[GOAL]: Find each line with the word "alimentazione" and copy it.

[RECORDS FOR THE EXERCISE]:
========================================================================

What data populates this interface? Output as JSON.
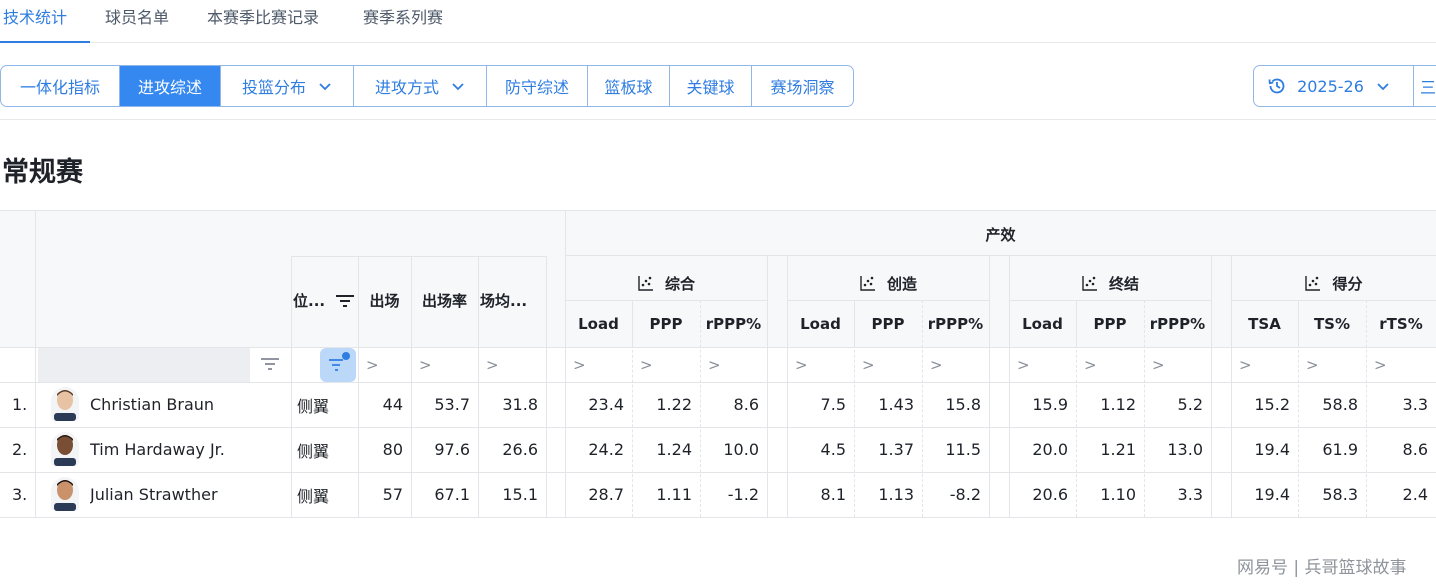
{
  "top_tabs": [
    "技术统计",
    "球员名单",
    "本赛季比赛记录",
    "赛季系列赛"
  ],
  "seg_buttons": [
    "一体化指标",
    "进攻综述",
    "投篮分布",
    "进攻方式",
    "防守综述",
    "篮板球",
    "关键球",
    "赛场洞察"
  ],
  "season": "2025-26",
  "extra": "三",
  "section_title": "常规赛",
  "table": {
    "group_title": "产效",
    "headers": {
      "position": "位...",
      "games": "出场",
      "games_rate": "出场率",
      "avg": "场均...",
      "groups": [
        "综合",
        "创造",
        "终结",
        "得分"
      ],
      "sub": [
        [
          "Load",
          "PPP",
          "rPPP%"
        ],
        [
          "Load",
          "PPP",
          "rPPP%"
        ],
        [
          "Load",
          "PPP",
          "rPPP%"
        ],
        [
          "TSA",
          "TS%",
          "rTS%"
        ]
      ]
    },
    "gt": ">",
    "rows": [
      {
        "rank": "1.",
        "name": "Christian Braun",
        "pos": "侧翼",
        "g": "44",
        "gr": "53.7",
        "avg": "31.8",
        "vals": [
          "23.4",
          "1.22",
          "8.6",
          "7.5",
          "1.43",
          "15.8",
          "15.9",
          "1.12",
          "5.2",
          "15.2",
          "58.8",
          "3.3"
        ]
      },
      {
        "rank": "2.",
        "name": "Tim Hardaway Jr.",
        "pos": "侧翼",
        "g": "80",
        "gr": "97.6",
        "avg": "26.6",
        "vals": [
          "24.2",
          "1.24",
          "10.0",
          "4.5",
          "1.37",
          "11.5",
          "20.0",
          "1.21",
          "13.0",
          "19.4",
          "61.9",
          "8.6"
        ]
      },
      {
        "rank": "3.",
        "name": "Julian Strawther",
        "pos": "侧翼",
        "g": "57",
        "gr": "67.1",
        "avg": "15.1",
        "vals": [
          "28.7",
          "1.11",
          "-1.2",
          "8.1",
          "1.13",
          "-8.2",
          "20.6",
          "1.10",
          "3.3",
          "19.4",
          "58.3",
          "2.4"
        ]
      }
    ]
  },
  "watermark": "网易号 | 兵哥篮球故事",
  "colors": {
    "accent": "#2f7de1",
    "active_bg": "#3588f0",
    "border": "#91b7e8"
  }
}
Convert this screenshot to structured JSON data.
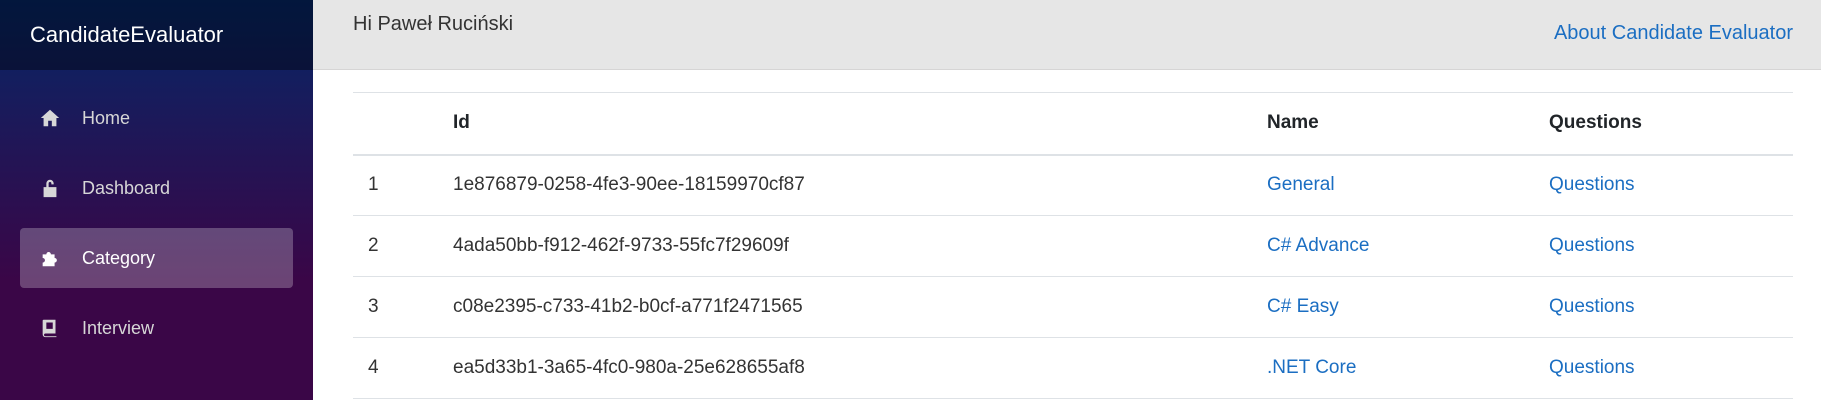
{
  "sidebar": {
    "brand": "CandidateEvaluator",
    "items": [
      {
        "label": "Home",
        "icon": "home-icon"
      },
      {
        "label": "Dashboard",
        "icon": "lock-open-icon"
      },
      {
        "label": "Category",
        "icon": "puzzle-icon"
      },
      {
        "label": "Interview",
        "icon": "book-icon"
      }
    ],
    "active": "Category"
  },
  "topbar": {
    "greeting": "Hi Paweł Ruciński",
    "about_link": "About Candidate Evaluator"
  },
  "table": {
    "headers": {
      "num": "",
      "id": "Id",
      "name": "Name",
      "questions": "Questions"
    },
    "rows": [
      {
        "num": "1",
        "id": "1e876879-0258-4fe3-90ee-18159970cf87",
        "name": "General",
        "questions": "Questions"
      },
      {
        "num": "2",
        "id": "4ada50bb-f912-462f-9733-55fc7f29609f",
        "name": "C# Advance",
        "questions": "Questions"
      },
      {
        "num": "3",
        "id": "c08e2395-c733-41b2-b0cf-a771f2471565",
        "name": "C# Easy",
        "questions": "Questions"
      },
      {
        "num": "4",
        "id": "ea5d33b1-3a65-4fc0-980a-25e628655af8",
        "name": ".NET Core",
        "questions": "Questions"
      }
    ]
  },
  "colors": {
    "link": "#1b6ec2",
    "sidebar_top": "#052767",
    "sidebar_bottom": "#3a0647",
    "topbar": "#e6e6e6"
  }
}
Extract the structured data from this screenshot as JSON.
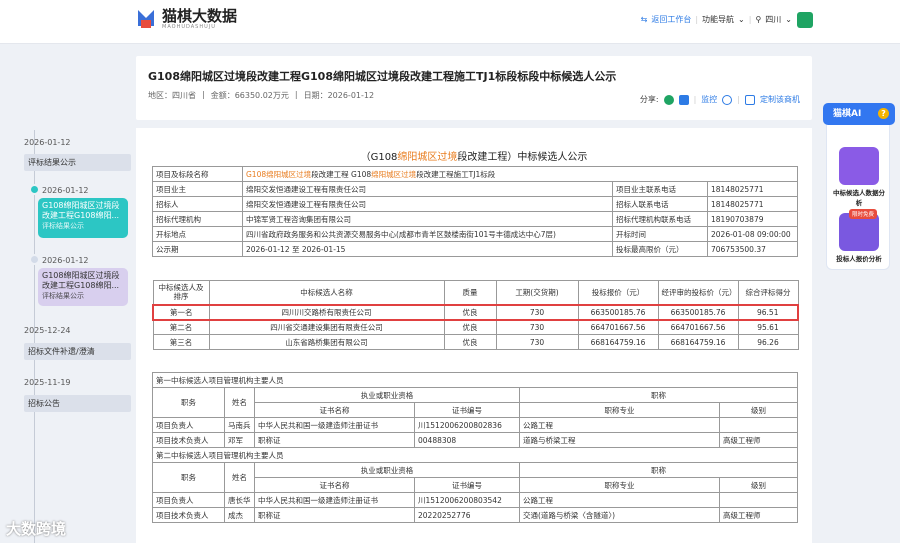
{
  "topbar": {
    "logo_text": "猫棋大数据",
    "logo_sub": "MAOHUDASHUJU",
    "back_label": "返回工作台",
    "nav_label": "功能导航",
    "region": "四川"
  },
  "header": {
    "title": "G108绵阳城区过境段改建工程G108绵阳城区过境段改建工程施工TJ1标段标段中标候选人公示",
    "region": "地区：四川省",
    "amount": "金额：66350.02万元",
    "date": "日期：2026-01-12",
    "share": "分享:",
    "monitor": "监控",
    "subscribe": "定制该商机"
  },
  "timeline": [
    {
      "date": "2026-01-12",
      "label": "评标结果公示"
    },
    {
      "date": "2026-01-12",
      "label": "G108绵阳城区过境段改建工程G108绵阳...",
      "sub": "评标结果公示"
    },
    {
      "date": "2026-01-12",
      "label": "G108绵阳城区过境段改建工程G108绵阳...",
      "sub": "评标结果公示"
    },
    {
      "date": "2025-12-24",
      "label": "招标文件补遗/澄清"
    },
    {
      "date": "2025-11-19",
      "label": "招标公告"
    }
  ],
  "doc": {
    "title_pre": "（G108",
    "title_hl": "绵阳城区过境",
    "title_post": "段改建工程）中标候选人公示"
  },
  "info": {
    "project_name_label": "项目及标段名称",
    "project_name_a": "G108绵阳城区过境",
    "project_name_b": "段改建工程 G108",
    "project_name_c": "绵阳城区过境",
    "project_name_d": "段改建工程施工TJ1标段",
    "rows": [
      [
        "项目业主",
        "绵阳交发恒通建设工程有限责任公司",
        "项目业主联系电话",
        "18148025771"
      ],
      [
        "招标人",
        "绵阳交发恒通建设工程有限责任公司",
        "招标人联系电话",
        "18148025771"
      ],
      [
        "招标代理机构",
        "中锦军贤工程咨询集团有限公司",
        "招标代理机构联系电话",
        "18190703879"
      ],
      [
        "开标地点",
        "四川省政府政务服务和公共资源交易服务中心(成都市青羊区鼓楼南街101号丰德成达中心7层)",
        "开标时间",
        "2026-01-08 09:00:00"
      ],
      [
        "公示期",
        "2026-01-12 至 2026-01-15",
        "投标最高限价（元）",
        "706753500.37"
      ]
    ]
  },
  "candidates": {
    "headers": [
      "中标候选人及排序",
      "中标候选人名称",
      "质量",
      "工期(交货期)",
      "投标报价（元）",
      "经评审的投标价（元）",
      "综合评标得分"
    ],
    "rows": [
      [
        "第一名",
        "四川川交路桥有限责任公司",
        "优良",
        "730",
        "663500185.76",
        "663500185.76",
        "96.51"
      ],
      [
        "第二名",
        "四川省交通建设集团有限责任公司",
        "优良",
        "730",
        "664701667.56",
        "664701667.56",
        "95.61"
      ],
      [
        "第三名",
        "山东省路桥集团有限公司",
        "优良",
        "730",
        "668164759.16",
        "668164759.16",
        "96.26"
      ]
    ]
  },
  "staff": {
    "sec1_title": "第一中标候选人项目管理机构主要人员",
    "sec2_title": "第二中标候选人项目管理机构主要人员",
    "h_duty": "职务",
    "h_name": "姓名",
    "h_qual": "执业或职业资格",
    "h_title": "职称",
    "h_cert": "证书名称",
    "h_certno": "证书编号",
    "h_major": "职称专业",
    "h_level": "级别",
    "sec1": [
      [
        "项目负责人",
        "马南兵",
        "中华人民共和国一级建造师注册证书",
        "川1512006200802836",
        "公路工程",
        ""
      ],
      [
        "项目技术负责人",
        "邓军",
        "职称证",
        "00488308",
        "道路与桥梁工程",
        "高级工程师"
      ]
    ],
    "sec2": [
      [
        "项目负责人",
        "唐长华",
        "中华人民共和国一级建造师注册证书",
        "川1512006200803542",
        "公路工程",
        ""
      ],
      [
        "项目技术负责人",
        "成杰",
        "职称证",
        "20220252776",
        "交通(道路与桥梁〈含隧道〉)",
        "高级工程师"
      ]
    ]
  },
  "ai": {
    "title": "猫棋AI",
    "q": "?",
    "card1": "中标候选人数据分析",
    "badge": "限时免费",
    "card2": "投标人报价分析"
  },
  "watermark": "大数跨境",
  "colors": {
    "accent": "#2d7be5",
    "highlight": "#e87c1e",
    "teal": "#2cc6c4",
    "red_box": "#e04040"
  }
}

========================================================================

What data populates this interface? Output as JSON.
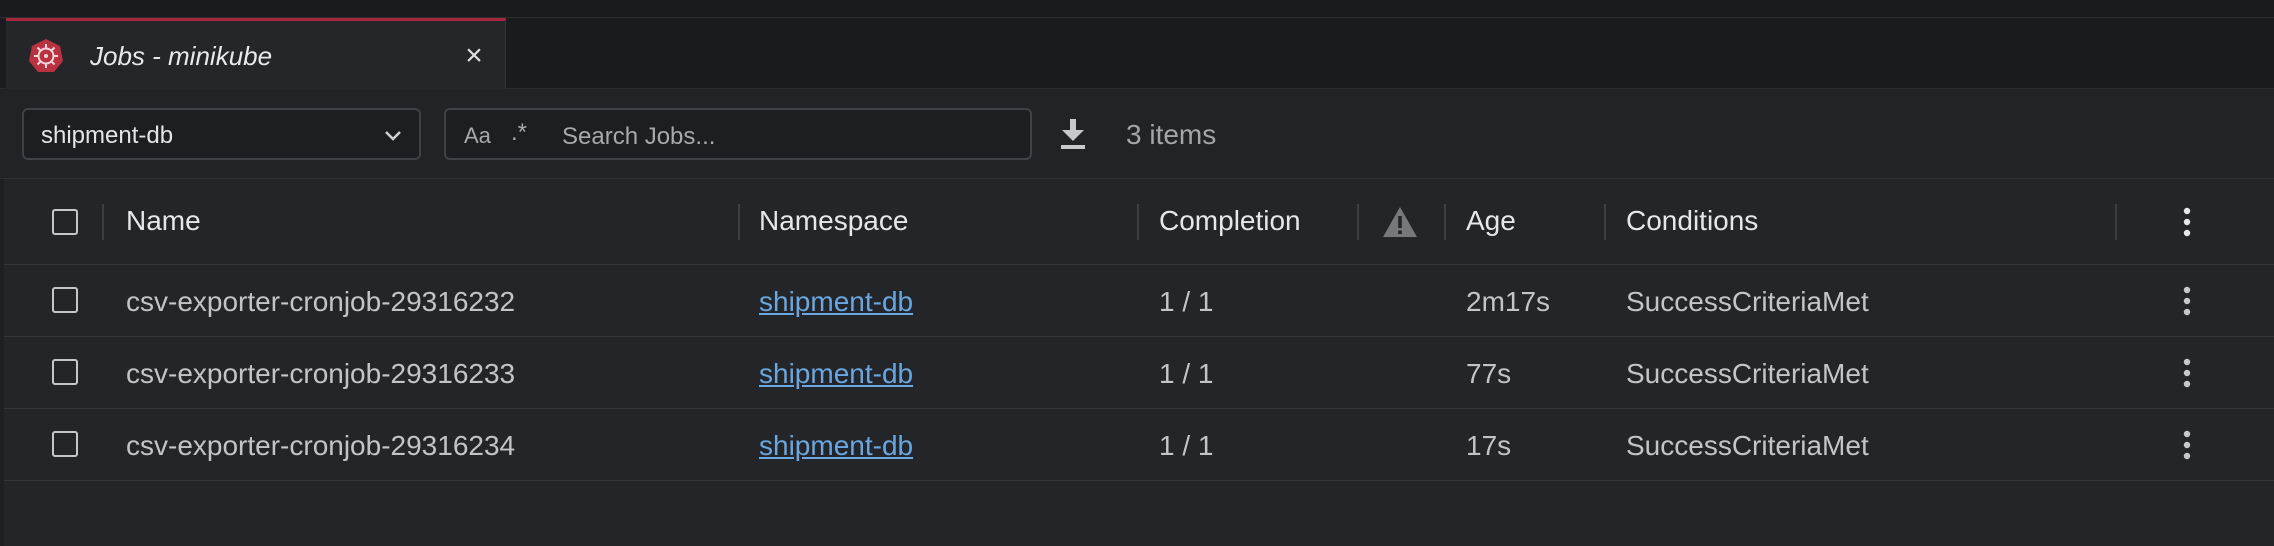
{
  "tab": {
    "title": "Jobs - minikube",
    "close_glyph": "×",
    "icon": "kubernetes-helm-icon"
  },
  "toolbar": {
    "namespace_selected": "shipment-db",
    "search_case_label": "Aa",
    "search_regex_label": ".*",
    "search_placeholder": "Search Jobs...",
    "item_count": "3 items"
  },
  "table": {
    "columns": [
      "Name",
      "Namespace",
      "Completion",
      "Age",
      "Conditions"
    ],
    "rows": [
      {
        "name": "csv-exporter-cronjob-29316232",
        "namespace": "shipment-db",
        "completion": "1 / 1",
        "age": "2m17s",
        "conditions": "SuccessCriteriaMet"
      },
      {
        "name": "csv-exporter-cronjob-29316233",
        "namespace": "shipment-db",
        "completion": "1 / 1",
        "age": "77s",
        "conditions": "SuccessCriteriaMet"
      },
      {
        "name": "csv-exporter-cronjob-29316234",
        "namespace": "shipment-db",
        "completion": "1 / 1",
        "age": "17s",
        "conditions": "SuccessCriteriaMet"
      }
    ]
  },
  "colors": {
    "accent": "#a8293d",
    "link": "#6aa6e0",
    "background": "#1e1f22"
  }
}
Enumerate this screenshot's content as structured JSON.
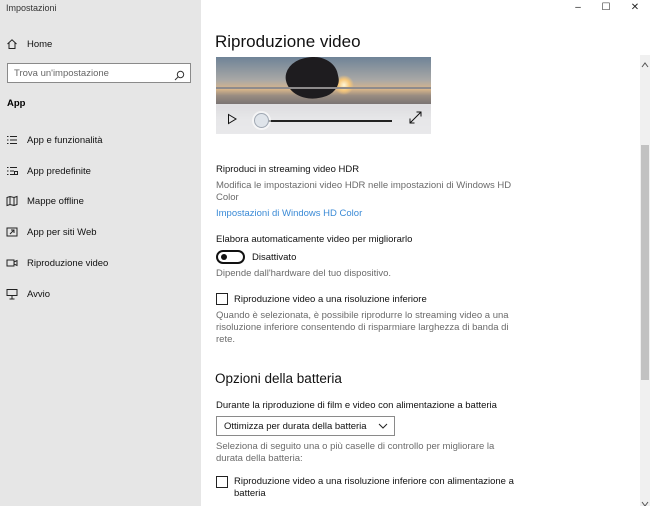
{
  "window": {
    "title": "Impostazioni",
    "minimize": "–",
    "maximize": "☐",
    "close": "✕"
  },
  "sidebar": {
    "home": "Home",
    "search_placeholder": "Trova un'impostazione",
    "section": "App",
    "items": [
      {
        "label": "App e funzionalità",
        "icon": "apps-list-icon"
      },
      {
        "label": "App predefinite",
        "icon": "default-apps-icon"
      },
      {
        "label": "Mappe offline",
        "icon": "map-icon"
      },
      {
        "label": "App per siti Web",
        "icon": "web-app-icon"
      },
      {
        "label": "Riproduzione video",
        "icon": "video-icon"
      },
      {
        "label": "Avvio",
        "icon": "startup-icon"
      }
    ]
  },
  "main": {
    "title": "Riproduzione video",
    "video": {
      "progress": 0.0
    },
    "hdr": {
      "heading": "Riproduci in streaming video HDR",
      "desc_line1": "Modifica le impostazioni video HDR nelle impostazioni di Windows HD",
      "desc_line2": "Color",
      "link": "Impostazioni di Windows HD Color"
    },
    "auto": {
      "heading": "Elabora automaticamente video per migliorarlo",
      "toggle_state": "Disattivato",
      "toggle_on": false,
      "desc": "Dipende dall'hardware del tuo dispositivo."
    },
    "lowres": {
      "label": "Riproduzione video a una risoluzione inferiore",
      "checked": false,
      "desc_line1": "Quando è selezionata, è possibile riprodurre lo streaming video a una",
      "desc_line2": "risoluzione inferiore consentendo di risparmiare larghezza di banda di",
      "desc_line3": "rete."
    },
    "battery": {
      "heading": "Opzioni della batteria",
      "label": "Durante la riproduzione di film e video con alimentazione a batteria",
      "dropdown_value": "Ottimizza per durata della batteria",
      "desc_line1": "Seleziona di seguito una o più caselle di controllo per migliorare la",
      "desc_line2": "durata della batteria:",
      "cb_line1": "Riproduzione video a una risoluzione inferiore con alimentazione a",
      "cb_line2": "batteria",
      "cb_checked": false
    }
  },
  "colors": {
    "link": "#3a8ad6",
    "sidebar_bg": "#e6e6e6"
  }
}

========================================================================

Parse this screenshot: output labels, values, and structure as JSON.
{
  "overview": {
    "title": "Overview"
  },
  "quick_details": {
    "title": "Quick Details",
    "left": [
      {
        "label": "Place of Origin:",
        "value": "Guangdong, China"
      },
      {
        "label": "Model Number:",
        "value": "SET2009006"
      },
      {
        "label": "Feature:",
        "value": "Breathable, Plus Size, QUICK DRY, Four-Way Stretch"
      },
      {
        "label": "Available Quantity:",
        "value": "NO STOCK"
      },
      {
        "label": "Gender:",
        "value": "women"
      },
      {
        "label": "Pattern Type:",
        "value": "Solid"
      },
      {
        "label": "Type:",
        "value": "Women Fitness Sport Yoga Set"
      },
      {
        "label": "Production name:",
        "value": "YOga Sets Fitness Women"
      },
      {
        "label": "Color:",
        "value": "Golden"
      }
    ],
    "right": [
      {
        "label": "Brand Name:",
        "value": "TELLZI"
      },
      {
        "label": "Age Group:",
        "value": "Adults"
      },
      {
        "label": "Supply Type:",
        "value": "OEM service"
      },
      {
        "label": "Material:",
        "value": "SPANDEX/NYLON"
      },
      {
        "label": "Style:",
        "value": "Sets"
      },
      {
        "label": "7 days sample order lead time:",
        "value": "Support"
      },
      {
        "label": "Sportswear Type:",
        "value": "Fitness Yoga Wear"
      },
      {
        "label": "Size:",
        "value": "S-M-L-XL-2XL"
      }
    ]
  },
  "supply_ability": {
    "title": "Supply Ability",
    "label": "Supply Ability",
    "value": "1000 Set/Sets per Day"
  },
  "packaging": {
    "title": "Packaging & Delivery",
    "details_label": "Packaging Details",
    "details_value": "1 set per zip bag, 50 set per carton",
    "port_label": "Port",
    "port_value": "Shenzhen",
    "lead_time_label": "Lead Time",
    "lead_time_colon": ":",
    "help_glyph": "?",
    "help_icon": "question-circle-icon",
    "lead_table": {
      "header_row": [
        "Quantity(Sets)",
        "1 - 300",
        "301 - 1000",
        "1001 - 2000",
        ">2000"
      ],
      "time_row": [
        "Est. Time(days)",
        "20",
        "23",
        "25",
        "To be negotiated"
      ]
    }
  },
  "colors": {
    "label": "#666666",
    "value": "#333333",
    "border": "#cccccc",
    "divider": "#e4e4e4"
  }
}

========================================================================

[SOLUTION TO THIS PROBLEM]:
      "label": "Durante la riproduzione di film e video con alimentazione a batteria",
      "cb_line1": "Riproduzione video a una risoluzione inferiore con alimentazione a",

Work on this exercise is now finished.